**Source data**

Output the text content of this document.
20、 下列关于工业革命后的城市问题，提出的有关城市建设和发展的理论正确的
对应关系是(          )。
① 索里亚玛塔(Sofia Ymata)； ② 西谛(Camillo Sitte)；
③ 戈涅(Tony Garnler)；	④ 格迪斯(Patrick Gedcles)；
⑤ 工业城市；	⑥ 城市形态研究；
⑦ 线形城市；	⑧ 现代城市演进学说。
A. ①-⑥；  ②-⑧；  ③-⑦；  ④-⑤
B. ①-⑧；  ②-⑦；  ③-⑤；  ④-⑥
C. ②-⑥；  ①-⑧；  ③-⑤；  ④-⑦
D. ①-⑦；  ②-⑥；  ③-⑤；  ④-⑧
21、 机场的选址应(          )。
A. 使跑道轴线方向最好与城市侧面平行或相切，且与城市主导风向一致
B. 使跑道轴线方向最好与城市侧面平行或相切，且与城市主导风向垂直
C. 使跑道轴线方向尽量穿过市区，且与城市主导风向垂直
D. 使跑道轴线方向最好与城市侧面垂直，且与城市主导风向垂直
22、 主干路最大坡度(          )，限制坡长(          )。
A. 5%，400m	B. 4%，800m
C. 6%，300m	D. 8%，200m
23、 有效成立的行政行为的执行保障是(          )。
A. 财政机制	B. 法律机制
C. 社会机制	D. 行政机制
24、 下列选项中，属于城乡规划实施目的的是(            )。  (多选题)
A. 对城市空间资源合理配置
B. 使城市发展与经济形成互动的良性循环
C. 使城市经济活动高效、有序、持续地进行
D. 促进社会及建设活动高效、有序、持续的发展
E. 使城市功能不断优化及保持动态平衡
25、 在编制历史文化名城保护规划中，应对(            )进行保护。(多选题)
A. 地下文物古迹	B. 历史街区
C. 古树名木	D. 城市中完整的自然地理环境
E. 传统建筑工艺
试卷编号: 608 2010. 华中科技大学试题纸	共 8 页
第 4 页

**Exercise brief**
Among the lines above, how many contain the string "使跑道轴线方向最好与城市侧面平行或相切"? State the number alone.

**Output**
2